* PROBLEM TO SOLVE: Copy all lines below containing "n普通班".

--- EXERCISE INPUT ---

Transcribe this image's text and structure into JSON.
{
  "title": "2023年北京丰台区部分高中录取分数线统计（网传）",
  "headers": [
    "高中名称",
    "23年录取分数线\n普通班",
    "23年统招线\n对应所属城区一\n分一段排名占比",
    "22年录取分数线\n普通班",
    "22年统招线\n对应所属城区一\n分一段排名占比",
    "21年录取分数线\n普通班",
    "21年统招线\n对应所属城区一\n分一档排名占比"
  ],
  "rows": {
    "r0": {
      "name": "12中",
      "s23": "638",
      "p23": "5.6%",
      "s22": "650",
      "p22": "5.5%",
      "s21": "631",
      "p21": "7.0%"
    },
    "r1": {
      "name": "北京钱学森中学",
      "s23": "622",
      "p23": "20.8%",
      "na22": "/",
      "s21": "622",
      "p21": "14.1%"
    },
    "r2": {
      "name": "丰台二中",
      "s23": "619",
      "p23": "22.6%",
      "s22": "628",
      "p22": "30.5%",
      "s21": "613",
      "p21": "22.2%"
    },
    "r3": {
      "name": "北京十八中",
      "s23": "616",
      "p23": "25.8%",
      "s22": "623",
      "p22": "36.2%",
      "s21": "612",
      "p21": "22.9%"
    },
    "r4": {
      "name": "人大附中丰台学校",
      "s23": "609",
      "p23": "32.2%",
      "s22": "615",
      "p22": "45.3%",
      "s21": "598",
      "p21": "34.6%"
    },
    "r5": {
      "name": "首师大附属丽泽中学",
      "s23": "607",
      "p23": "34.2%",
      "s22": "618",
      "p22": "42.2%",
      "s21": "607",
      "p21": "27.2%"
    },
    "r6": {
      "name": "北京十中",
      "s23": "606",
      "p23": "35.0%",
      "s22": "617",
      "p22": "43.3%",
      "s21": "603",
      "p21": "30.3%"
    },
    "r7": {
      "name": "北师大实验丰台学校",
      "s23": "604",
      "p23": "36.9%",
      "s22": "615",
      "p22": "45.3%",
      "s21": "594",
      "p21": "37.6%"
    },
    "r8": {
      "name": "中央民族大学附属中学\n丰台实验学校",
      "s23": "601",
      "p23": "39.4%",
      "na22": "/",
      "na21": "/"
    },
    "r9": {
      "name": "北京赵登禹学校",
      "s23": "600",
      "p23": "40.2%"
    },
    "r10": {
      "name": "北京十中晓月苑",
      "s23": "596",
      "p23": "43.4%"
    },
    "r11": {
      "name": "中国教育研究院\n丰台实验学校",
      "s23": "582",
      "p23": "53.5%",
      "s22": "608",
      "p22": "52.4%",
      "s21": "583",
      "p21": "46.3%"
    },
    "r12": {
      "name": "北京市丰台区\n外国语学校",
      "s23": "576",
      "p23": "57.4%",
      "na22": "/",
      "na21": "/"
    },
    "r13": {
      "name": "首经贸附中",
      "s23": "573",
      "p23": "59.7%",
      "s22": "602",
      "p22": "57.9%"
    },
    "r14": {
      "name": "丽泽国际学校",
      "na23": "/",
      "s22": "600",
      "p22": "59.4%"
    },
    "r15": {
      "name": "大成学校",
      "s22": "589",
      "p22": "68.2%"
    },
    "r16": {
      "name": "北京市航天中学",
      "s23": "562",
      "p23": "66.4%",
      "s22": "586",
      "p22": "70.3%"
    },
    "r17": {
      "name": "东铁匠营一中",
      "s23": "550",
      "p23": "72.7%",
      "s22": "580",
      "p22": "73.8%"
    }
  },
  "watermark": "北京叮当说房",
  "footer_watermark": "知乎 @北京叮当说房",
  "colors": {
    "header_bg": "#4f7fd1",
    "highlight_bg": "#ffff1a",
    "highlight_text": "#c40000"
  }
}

---
--- EXERCISE INPUT ---

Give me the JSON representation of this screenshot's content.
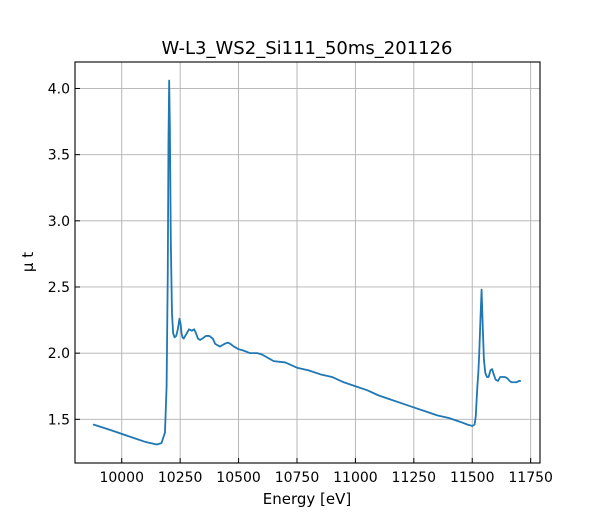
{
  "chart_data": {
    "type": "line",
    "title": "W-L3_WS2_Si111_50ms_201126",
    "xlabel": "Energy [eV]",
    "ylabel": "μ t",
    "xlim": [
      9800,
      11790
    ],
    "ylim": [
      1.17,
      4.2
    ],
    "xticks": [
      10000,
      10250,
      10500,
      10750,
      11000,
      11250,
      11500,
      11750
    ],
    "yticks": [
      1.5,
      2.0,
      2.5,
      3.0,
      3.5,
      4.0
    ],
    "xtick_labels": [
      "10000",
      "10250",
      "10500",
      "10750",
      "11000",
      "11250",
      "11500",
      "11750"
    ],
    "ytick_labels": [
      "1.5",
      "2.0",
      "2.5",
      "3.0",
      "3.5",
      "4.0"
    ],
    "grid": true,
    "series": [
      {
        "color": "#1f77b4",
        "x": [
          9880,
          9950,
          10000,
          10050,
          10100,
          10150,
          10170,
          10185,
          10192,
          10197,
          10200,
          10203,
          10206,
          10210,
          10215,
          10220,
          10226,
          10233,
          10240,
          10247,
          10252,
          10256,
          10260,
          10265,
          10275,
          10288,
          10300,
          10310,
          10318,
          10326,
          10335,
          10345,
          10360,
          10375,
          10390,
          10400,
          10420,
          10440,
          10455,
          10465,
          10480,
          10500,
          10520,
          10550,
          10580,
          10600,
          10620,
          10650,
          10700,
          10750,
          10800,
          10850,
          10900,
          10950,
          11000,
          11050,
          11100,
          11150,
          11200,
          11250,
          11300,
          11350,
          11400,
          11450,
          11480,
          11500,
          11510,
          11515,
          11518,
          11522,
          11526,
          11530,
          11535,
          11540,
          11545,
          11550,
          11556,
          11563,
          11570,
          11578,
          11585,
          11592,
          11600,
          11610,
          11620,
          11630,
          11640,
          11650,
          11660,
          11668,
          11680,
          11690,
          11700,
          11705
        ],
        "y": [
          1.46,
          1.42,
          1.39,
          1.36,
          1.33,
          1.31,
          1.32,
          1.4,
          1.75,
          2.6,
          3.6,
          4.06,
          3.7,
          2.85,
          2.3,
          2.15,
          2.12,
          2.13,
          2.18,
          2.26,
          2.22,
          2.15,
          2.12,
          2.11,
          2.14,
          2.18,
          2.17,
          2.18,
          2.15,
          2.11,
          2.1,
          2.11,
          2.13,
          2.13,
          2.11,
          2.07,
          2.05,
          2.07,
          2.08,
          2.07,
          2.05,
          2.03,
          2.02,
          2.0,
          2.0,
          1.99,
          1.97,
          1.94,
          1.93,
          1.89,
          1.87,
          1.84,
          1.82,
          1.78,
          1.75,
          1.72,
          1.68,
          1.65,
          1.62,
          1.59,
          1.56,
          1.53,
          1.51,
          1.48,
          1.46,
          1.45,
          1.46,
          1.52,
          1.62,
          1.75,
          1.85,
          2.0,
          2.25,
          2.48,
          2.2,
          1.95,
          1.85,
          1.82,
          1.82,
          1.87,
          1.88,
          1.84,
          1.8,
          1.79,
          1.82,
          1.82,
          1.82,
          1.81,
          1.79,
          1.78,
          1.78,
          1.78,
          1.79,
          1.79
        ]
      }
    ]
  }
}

---
--- EXERCISE INPUT ---

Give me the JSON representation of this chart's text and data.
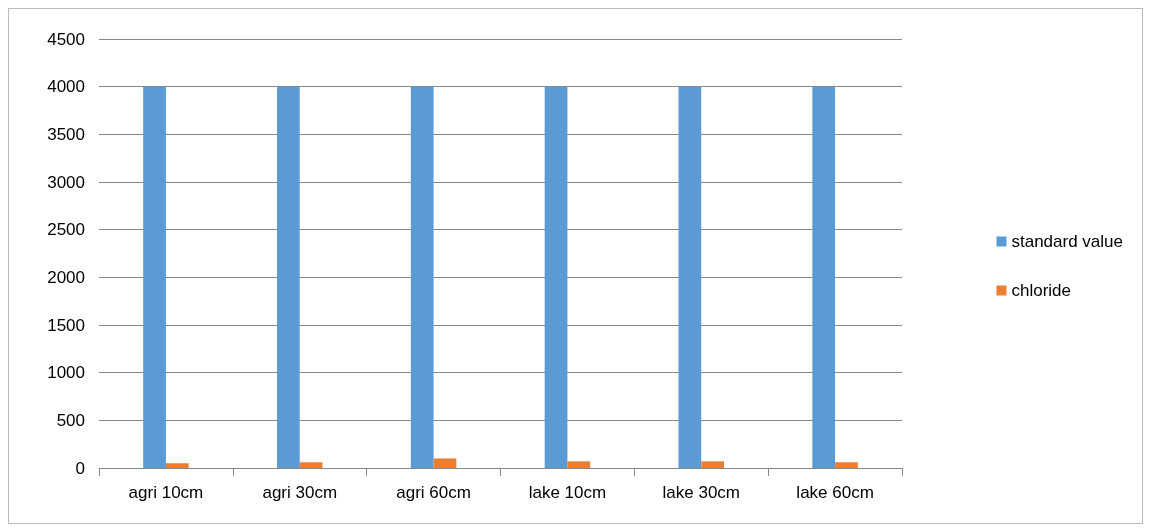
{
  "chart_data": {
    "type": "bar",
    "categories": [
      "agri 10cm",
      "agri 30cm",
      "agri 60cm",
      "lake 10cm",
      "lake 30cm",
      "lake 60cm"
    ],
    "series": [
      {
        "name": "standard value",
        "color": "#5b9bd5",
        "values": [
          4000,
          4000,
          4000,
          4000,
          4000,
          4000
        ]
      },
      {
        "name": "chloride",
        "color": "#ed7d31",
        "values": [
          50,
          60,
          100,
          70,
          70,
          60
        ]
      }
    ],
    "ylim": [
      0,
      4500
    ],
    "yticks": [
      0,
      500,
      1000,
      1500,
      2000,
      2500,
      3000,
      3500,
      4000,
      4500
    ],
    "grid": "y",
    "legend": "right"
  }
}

---

* OUTPUT FOR THIS EXERCISE:
    "23年录取分数线\n普通班",
    "22年录取分数线\n普通班",
    "21年录取分数线\n普通班",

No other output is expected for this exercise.